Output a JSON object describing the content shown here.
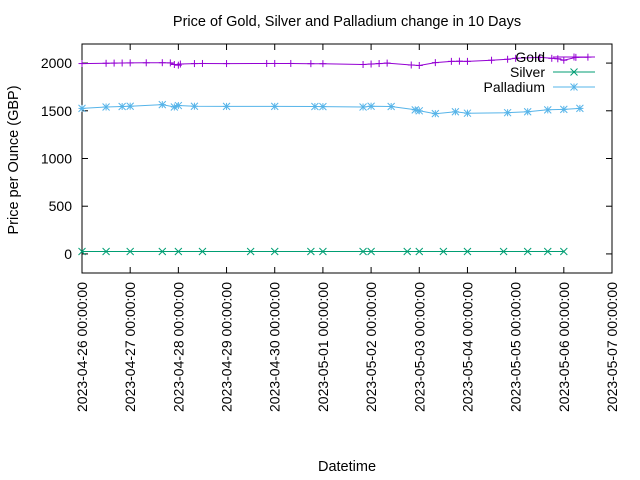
{
  "chart_data": {
    "type": "line",
    "title": "Price of Gold, Silver and Palladium change in 10 Days",
    "xlabel": "Datetime",
    "ylabel": "Price per Ounce (GBP)",
    "xlim": [
      "2023-04-26 00:00:00",
      "2023-05-07 00:00:00"
    ],
    "ylim": [
      -200,
      2200
    ],
    "x_ticks": [
      "2023-04-26 00:00:00",
      "2023-04-27 00:00:00",
      "2023-04-28 00:00:00",
      "2023-04-29 00:00:00",
      "2023-04-30 00:00:00",
      "2023-05-01 00:00:00",
      "2023-05-02 00:00:00",
      "2023-05-03 00:00:00",
      "2023-05-04 00:00:00",
      "2023-05-05 00:00:00",
      "2023-05-06 00:00:00",
      "2023-05-07 00:00:00"
    ],
    "y_ticks": [
      0,
      500,
      1000,
      1500,
      2000
    ],
    "grid": false,
    "legend": "top-right",
    "series": [
      {
        "name": "Gold",
        "color": "#9400d3",
        "marker": "plus",
        "points": [
          [
            "2023-04-26 00:00:00",
            1995
          ],
          [
            "2023-04-26 12:00:00",
            1998
          ],
          [
            "2023-04-26 16:00:00",
            2000
          ],
          [
            "2023-04-26 20:00:00",
            2001
          ],
          [
            "2023-04-27 00:00:00",
            2002
          ],
          [
            "2023-04-27 08:00:00",
            2003
          ],
          [
            "2023-04-27 16:00:00",
            2004
          ],
          [
            "2023-04-27 20:00:00",
            2002
          ],
          [
            "2023-04-27 22:00:00",
            1985
          ],
          [
            "2023-04-28 00:00:00",
            1978
          ],
          [
            "2023-04-28 01:00:00",
            1990
          ],
          [
            "2023-04-28 08:00:00",
            1995
          ],
          [
            "2023-04-28 12:00:00",
            1996
          ],
          [
            "2023-04-29 00:00:00",
            1995
          ],
          [
            "2023-04-29 20:00:00",
            1996
          ],
          [
            "2023-04-30 00:00:00",
            1996
          ],
          [
            "2023-04-30 08:00:00",
            1996
          ],
          [
            "2023-04-30 18:00:00",
            1994
          ],
          [
            "2023-05-01 00:00:00",
            1994
          ],
          [
            "2023-05-01 20:00:00",
            1985
          ],
          [
            "2023-05-02 00:00:00",
            1990
          ],
          [
            "2023-05-02 04:00:00",
            1995
          ],
          [
            "2023-05-02 08:00:00",
            2000
          ],
          [
            "2023-05-02 20:00:00",
            1980
          ],
          [
            "2023-05-03 00:00:00",
            1975
          ],
          [
            "2023-05-03 08:00:00",
            2005
          ],
          [
            "2023-05-03 16:00:00",
            2018
          ],
          [
            "2023-05-03 20:00:00",
            2020
          ],
          [
            "2023-05-04 00:00:00",
            2018
          ],
          [
            "2023-05-04 12:00:00",
            2030
          ],
          [
            "2023-05-04 20:00:00",
            2040
          ],
          [
            "2023-05-05 00:00:00",
            2050
          ],
          [
            "2023-05-05 12:00:00",
            2060
          ],
          [
            "2023-05-05 18:00:00",
            2050
          ],
          [
            "2023-05-05 21:00:00",
            2045
          ],
          [
            "2023-05-06 00:00:00",
            2030
          ],
          [
            "2023-05-06 06:00:00",
            2060
          ],
          [
            "2023-05-06 12:00:00",
            2062
          ]
        ]
      },
      {
        "name": "Silver",
        "color": "#009e73",
        "marker": "cross",
        "points": [
          [
            "2023-04-26 00:00:00",
            25
          ],
          [
            "2023-04-26 12:00:00",
            25
          ],
          [
            "2023-04-27 00:00:00",
            25
          ],
          [
            "2023-04-27 16:00:00",
            25
          ],
          [
            "2023-04-28 00:00:00",
            25
          ],
          [
            "2023-04-28 12:00:00",
            25
          ],
          [
            "2023-04-29 12:00:00",
            25
          ],
          [
            "2023-04-30 00:00:00",
            25
          ],
          [
            "2023-04-30 18:00:00",
            25
          ],
          [
            "2023-05-01 00:00:00",
            25
          ],
          [
            "2023-05-01 20:00:00",
            25
          ],
          [
            "2023-05-02 00:00:00",
            25
          ],
          [
            "2023-05-02 18:00:00",
            25
          ],
          [
            "2023-05-03 00:00:00",
            25
          ],
          [
            "2023-05-03 12:00:00",
            25
          ],
          [
            "2023-05-04 00:00:00",
            25
          ],
          [
            "2023-05-04 18:00:00",
            25
          ],
          [
            "2023-05-05 06:00:00",
            25
          ],
          [
            "2023-05-05 16:00:00",
            25
          ],
          [
            "2023-05-06 00:00:00",
            25
          ]
        ]
      },
      {
        "name": "Palladium",
        "color": "#56b4e9",
        "marker": "star",
        "points": [
          [
            "2023-04-26 00:00:00",
            1525
          ],
          [
            "2023-04-26 12:00:00",
            1540
          ],
          [
            "2023-04-26 20:00:00",
            1545
          ],
          [
            "2023-04-27 00:00:00",
            1548
          ],
          [
            "2023-04-27 16:00:00",
            1565
          ],
          [
            "2023-04-27 22:00:00",
            1540
          ],
          [
            "2023-04-28 00:00:00",
            1555
          ],
          [
            "2023-04-28 08:00:00",
            1548
          ],
          [
            "2023-04-29 00:00:00",
            1546
          ],
          [
            "2023-04-30 00:00:00",
            1546
          ],
          [
            "2023-04-30 20:00:00",
            1545
          ],
          [
            "2023-05-01 00:00:00",
            1544
          ],
          [
            "2023-05-01 20:00:00",
            1540
          ],
          [
            "2023-05-02 00:00:00",
            1548
          ],
          [
            "2023-05-02 10:00:00",
            1545
          ],
          [
            "2023-05-02 22:00:00",
            1510
          ],
          [
            "2023-05-03 00:00:00",
            1500
          ],
          [
            "2023-05-03 08:00:00",
            1470
          ],
          [
            "2023-05-03 18:00:00",
            1490
          ],
          [
            "2023-05-04 00:00:00",
            1475
          ],
          [
            "2023-05-04 20:00:00",
            1480
          ],
          [
            "2023-05-05 06:00:00",
            1490
          ],
          [
            "2023-05-05 16:00:00",
            1510
          ],
          [
            "2023-05-06 00:00:00",
            1515
          ],
          [
            "2023-05-06 08:00:00",
            1525
          ]
        ]
      }
    ]
  }
}
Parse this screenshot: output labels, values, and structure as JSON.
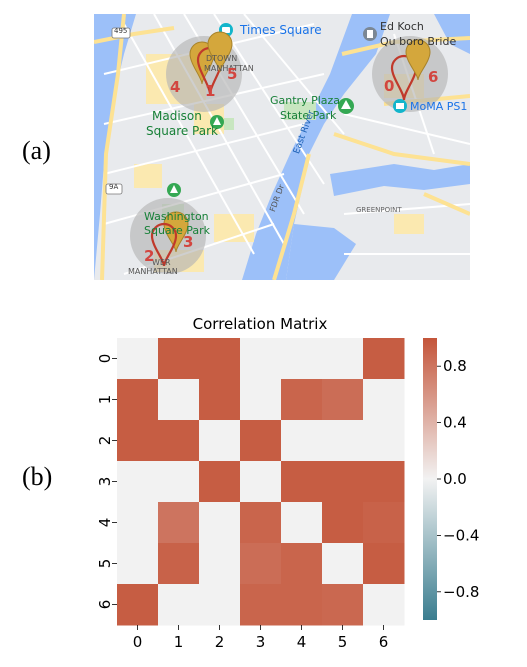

================================

● **Problem**: Go through the records. Copy each line where "Palladium" appears.

● **Response to the task**:
    "title": "Price of Gold, Silver and Palladium change in 10 Days",
        "name": "Palladium",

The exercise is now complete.